** start of EXTRACTED MATERIAL **

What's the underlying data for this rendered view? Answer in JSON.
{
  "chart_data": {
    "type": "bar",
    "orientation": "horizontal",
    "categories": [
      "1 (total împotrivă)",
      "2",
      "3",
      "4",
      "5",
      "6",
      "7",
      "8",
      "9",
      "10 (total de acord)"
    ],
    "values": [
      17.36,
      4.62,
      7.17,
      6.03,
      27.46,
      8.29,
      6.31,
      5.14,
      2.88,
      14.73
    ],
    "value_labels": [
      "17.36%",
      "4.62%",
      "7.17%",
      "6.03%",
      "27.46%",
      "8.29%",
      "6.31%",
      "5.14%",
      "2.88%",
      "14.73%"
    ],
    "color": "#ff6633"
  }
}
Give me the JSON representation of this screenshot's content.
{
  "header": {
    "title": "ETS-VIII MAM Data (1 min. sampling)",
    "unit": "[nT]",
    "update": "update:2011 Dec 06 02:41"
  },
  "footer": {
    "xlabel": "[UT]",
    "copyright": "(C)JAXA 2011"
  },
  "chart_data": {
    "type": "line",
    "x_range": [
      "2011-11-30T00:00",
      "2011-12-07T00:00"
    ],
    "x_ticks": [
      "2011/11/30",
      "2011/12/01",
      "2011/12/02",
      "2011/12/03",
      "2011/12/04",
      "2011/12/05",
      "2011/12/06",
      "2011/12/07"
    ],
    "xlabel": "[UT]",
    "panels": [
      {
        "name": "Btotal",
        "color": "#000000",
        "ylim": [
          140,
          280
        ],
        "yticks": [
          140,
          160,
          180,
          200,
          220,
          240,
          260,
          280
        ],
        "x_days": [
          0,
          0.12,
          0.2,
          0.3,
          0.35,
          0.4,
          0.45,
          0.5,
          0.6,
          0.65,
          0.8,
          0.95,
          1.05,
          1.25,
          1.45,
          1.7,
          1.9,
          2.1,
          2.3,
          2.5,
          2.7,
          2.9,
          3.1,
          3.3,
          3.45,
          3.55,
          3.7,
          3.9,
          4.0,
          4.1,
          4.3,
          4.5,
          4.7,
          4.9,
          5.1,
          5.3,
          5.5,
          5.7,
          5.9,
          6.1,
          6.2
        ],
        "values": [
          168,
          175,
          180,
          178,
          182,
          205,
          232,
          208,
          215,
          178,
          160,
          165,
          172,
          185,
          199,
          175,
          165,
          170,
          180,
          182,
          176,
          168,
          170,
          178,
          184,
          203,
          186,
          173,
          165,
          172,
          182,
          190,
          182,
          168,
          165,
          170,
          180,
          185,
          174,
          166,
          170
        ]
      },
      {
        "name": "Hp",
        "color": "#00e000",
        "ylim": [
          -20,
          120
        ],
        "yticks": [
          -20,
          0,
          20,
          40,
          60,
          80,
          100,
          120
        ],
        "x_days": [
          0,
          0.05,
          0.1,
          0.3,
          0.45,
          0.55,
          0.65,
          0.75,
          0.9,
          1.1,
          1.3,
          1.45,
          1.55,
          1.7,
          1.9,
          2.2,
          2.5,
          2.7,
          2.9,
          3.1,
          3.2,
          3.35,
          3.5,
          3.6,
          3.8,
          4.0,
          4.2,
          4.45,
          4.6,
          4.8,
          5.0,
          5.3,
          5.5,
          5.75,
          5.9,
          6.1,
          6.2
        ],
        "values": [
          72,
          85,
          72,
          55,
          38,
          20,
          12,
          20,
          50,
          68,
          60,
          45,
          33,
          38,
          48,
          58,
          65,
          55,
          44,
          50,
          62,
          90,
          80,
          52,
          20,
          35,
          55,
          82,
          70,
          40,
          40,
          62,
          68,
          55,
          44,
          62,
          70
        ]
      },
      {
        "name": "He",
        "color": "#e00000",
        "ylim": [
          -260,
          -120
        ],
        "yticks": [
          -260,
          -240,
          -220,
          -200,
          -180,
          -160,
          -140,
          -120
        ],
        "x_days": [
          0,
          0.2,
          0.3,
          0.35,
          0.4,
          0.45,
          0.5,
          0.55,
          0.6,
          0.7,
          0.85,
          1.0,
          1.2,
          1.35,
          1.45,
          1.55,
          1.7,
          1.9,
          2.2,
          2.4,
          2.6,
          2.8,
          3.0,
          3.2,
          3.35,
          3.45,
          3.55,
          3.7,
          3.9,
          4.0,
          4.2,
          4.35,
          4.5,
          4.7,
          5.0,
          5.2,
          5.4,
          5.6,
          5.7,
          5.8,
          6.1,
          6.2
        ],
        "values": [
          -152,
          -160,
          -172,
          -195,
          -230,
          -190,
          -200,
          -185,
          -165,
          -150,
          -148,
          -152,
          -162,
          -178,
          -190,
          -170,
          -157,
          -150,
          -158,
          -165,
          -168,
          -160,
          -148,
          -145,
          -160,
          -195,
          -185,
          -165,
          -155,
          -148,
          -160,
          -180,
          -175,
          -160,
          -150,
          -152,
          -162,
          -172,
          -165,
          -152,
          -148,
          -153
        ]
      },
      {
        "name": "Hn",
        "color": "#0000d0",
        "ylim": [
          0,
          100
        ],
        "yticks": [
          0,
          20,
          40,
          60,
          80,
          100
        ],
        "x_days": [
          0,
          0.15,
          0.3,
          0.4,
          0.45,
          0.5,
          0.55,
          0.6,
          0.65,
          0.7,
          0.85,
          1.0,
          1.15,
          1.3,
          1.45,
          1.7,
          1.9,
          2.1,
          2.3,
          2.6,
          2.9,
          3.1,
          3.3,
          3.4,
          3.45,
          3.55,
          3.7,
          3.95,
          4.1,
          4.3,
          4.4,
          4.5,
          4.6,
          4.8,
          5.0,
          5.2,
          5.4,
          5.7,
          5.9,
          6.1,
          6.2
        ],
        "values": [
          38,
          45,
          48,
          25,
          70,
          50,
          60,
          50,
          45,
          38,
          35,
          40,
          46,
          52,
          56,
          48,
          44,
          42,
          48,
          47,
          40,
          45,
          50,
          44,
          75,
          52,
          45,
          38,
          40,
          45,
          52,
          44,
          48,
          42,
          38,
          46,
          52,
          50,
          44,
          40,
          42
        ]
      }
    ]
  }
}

** end of EXTRACTED MATERIAL **

PROBLEM REQUIREMENTS: Say how many lines of the data include the string "JSON". Nothing other than the number should be given.

ANSWER: 2